[Objective] Each entry below should be returned exactly as is, with the pictures removed.

---------- Material provided ----------

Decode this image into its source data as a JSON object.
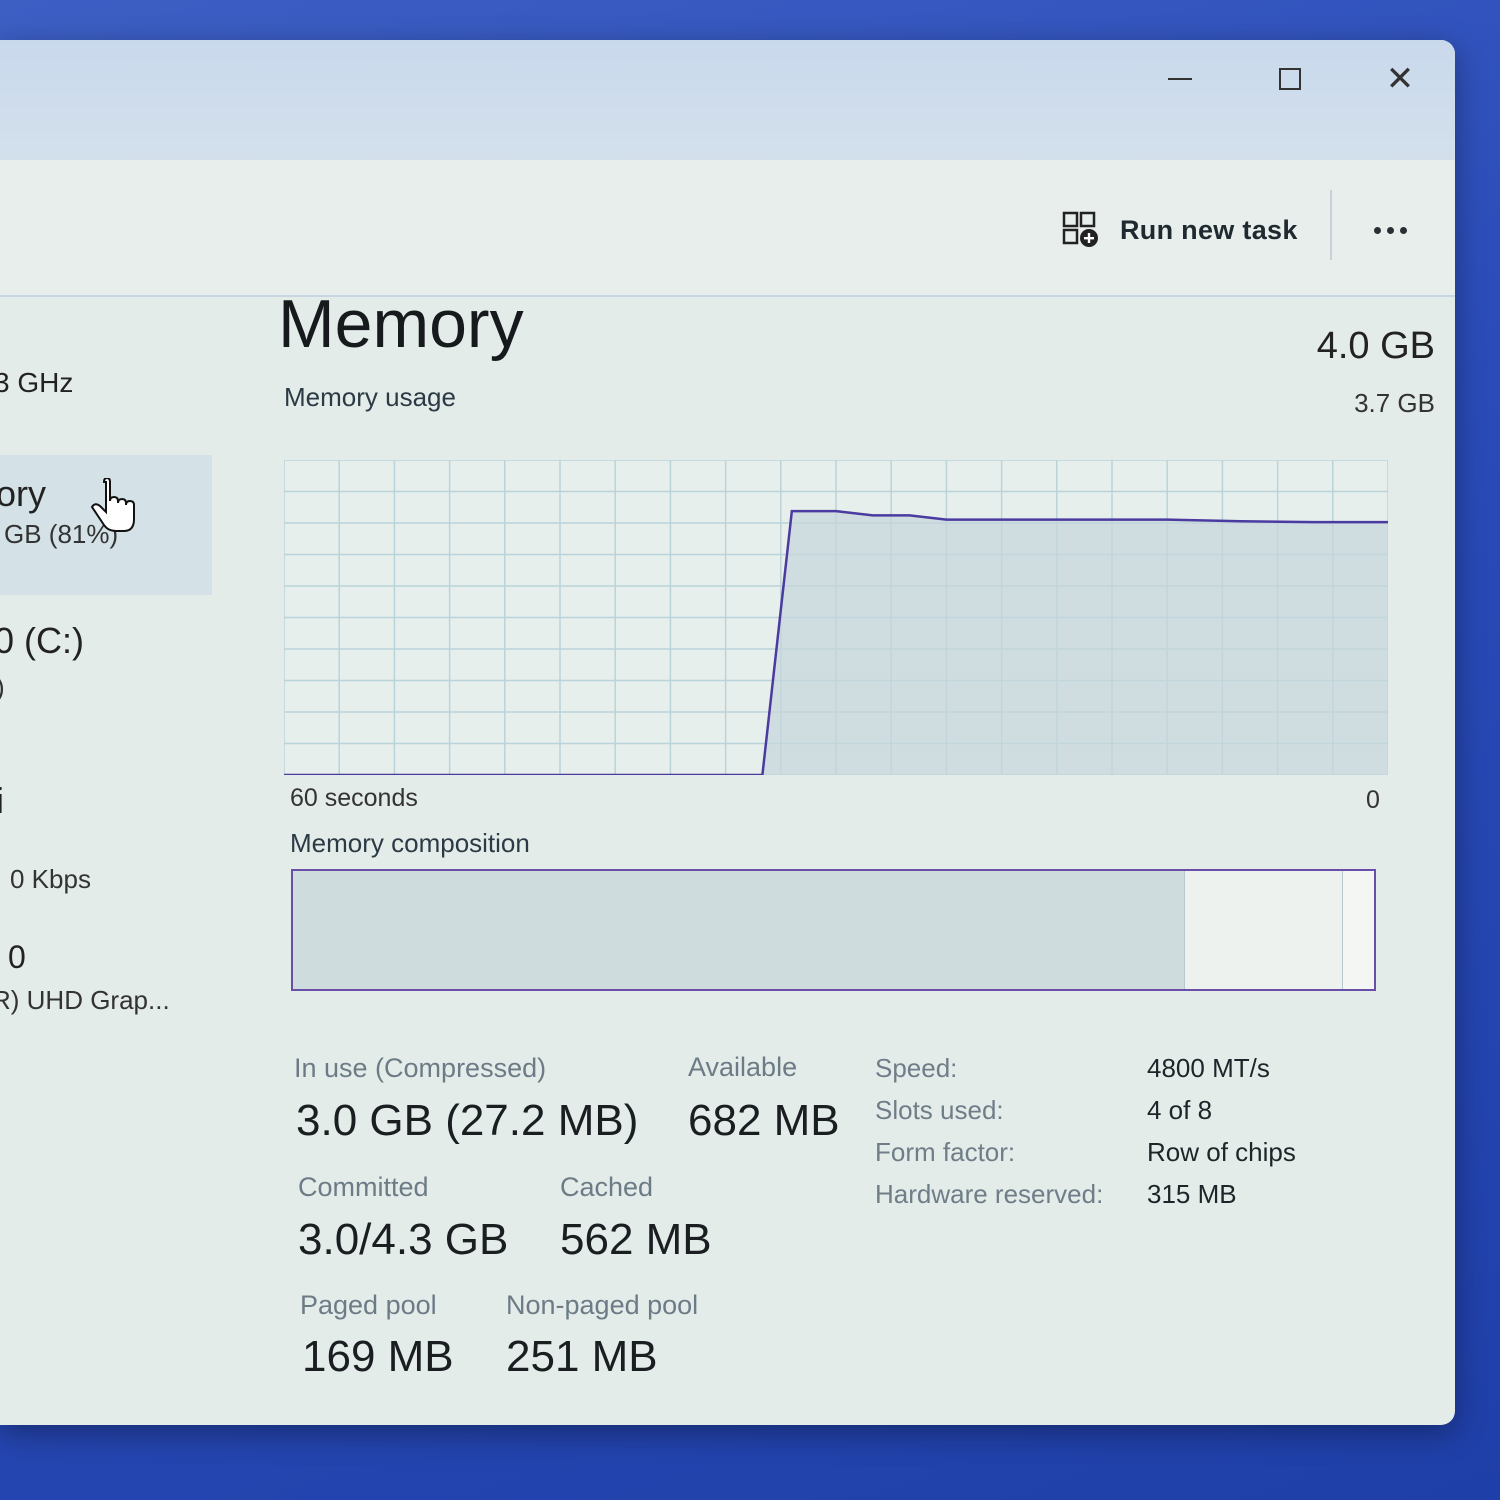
{
  "toolbar": {
    "run_task_label": "Run new task"
  },
  "sidebar": {
    "items": [
      {
        "primary": "3 GHz",
        "secondary": ""
      },
      {
        "primary": "ory",
        "secondary": "GB (81%)"
      },
      {
        "primary": "0 (C:)",
        "secondary": ")"
      },
      {
        "primary": "i",
        "secondary": "0 Kbps"
      },
      {
        "primary": "0",
        "secondary": "R) UHD Grap..."
      }
    ]
  },
  "main": {
    "title": "Memory",
    "total": "4.0 GB",
    "usage_label": "Memory usage",
    "usage_max": "3.7 GB",
    "axis_left": "60 seconds",
    "axis_right": "0",
    "composition_label": "Memory composition",
    "stats": {
      "in_use_label": "In use (Compressed)",
      "in_use_value": "3.0 GB (27.2 MB)",
      "available_label": "Available",
      "available_value": "682 MB",
      "committed_label": "Committed",
      "committed_value": "3.0/4.3 GB",
      "cached_label": "Cached",
      "cached_value": "562 MB",
      "paged_label": "Paged pool",
      "paged_value": "169 MB",
      "nonpaged_label": "Non-paged pool",
      "nonpaged_value": "251 MB"
    },
    "specs": [
      {
        "label": "Speed:",
        "value": "4800 MT/s"
      },
      {
        "label": "Slots used:",
        "value": "4 of 8"
      },
      {
        "label": "Form factor:",
        "value": "Row of chips"
      },
      {
        "label": "Hardware reserved:",
        "value": "315 MB"
      }
    ]
  },
  "chart_data": {
    "type": "area",
    "title": "Memory usage",
    "xlabel": "60 seconds",
    "ylabel": "",
    "x_range": [
      60,
      0
    ],
    "ylim": [
      0,
      3.7
    ],
    "grid": true,
    "series": [
      {
        "values_x": [
          60,
          34,
          32.4,
          30,
          28,
          26,
          24,
          20,
          16,
          12,
          8,
          4,
          0
        ],
        "values_y": [
          0,
          0,
          3.1,
          3.1,
          3.05,
          3.05,
          3.0,
          3.0,
          3.0,
          3.0,
          2.98,
          2.97,
          2.97
        ]
      }
    ]
  },
  "composition": {
    "in_use_pct": 82.5,
    "modified_pct": 0,
    "standby_pct": 14.6,
    "free_pct": 2.9
  },
  "colors": {
    "chart_line": "#4b3aa0",
    "chart_fill": "#c6d6dc",
    "grid": "#b9d3da",
    "frame": "#6a4fa8"
  }
}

----------

[Task solution]
Decode this image into its source data as a JSON object.
{
  "toolbar": {
    "run_task_label": "Run new task"
  },
  "sidebar": {
    "items": [
      {
        "primary": "3 GHz",
        "secondary": ""
      },
      {
        "primary": "ory",
        "secondary": "GB (81%)"
      },
      {
        "primary": "0 (C:)",
        "secondary": ")"
      },
      {
        "primary": "i",
        "secondary": "0 Kbps"
      },
      {
        "primary": "0",
        "secondary": "R) UHD Grap..."
      }
    ]
  },
  "main": {
    "title": "Memory",
    "total": "4.0 GB",
    "usage_label": "Memory usage",
    "usage_max": "3.7 GB",
    "axis_left": "60 seconds",
    "axis_right": "0",
    "composition_label": "Memory composition",
    "stats": {
      "in_use_label": "In use (Compressed)",
      "in_use_value": "3.0 GB (27.2 MB)",
      "available_label": "Available",
      "available_value": "682 MB",
      "committed_label": "Committed",
      "committed_value": "3.0/4.3 GB",
      "cached_label": "Cached",
      "cached_value": "562 MB",
      "paged_label": "Paged pool",
      "paged_value": "169 MB",
      "nonpaged_label": "Non-paged pool",
      "nonpaged_value": "251 MB"
    },
    "specs": [
      {
        "label": "Speed:",
        "value": "4800 MT/s"
      },
      {
        "label": "Slots used:",
        "value": "4 of 8"
      },
      {
        "label": "Form factor:",
        "value": "Row of chips"
      },
      {
        "label": "Hardware reserved:",
        "value": "315 MB"
      }
    ]
  },
  "chart_data": {
    "type": "area",
    "title": "Memory usage",
    "xlabel": "60 seconds",
    "ylabel": "",
    "x_range": [
      60,
      0
    ],
    "ylim": [
      0,
      3.7
    ],
    "grid": true,
    "series": [
      {
        "values_x": [
          60,
          34,
          32.4,
          30,
          28,
          26,
          24,
          20,
          16,
          12,
          8,
          4,
          0
        ],
        "values_y": [
          0,
          0,
          3.1,
          3.1,
          3.05,
          3.05,
          3.0,
          3.0,
          3.0,
          3.0,
          2.98,
          2.97,
          2.97
        ]
      }
    ]
  },
  "composition": {
    "in_use_pct": 82.5,
    "modified_pct": 0,
    "standby_pct": 14.6,
    "free_pct": 2.9
  },
  "colors": {
    "chart_line": "#4b3aa0",
    "chart_fill": "#c6d6dc",
    "grid": "#b9d3da",
    "frame": "#6a4fa8"
  }
}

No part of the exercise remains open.